Your instructions — Could you write out every entry exactly as it stands?

** start of Source records **

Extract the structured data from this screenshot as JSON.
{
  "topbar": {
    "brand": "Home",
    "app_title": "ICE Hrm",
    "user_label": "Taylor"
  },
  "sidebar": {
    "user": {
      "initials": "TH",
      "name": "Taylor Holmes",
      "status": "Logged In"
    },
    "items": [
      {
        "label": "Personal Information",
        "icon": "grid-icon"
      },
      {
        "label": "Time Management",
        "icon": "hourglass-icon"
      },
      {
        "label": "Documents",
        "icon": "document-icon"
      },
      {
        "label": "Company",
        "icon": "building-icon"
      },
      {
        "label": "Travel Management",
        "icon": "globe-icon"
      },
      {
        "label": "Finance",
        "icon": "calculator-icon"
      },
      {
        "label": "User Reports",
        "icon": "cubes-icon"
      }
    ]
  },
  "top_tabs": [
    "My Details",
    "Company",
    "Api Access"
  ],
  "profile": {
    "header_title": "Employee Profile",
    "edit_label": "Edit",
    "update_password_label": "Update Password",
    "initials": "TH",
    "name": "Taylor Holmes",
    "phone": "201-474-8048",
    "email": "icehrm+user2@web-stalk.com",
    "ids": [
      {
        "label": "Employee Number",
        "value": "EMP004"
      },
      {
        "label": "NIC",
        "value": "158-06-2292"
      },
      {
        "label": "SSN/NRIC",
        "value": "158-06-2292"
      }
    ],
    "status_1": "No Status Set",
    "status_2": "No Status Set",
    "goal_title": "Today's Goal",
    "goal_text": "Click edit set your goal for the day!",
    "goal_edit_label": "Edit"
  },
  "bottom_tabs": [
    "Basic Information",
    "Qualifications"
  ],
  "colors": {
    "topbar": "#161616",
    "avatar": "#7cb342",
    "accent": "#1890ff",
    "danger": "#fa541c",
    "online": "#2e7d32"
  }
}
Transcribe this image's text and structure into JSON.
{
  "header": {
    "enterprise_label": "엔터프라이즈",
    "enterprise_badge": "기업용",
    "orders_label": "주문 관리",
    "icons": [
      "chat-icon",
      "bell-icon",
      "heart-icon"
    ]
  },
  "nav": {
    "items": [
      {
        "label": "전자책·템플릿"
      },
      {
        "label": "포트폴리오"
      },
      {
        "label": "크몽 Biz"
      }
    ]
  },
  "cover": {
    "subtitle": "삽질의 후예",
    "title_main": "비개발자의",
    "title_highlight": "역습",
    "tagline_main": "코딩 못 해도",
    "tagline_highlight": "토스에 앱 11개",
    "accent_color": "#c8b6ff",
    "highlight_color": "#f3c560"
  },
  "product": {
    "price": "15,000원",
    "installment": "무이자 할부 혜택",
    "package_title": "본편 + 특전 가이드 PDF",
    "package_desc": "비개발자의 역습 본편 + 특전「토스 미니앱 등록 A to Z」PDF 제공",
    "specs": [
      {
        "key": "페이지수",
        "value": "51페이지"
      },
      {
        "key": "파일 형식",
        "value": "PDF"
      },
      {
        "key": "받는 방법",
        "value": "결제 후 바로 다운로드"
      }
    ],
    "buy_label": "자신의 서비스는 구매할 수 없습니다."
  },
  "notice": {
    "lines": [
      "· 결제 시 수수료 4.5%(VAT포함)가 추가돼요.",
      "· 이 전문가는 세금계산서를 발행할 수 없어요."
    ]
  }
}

** end of Source records **

Final result —
Extract the structured data from this screenshot as JSON.
{
  "topbar": {
    "brand": "Home",
    "app_title": "ICE Hrm",
    "user_label": "Taylor"
  },
  "sidebar": {
    "user": {
      "initials": "TH",
      "name": "Taylor Holmes",
      "status": "Logged In"
    },
    "items": [
      {
        "label": "Personal Information",
        "icon": "grid-icon"
      },
      {
        "label": "Time Management",
        "icon": "hourglass-icon"
      },
      {
        "label": "Documents",
        "icon": "document-icon"
      },
      {
        "label": "Company",
        "icon": "building-icon"
      },
      {
        "label": "Travel Management",
        "icon": "globe-icon"
      },
      {
        "label": "Finance",
        "icon": "calculator-icon"
      },
      {
        "label": "User Reports",
        "icon": "cubes-icon"
      }
    ]
  },
  "top_tabs": [
    "My Details",
    "Company",
    "Api Access"
  ],
  "profile": {
    "header_title": "Employee Profile",
    "edit_label": "Edit",
    "update_password_label": "Update Password",
    "initials": "TH",
    "name": "Taylor Holmes",
    "phone": "201-474-8048",
    "email": "icehrm+user2@web-stalk.com",
    "ids": [
      {
        "label": "Employee Number",
        "value": "EMP004"
      },
      {
        "label": "NIC",
        "value": "158-06-2292"
      },
      {
        "label": "SSN/NRIC",
        "value": "158-06-2292"
      }
    ],
    "status_1": "No Status Set",
    "status_2": "No Status Set",
    "goal_title": "Today's Goal",
    "goal_text": "Click edit set your goal for the day!",
    "goal_edit_label": "Edit"
  },
  "bottom_tabs": [
    "Basic Information",
    "Qualifications"
  ],
  "colors": {
    "topbar": "#161616",
    "avatar": "#7cb342",
    "accent": "#1890ff",
    "danger": "#fa541c",
    "online": "#2e7d32"
  }
}
Transcribe this image's text and structure into JSON.
{
  "header": {
    "enterprise_label": "엔터프라이즈",
    "enterprise_badge": "기업용",
    "orders_label": "주문 관리",
    "icons": [
      "chat-icon",
      "bell-icon",
      "heart-icon"
    ]
  },
  "nav": {
    "items": [
      {
        "label": "전자책·템플릿"
      },
      {
        "label": "포트폴리오"
      },
      {
        "label": "크몽 Biz"
      }
    ]
  },
  "cover": {
    "subtitle": "삽질의 후예",
    "title_main": "비개발자의",
    "title_highlight": "역습",
    "tagline_main": "코딩 못 해도",
    "tagline_highlight": "토스에 앱 11개",
    "accent_color": "#c8b6ff",
    "highlight_color": "#f3c560"
  },
  "product": {
    "price": "15,000원",
    "installment": "무이자 할부 혜택",
    "package_title": "본편 + 특전 가이드 PDF",
    "package_desc": "비개발자의 역습 본편 + 특전「토스 미니앱 등록 A to Z」PDF 제공",
    "specs": [
      {
        "key": "페이지수",
        "value": "51페이지"
      },
      {
        "key": "파일 형식",
        "value": "PDF"
      },
      {
        "key": "받는 방법",
        "value": "결제 후 바로 다운로드"
      }
    ],
    "buy_label": "자신의 서비스는 구매할 수 없습니다."
  },
  "notice": {
    "lines": [
      "· 결제 시 수수료 4.5%(VAT포함)가 추가돼요.",
      "· 이 전문가는 세금계산서를 발행할 수 없어요."
    ]
  }
}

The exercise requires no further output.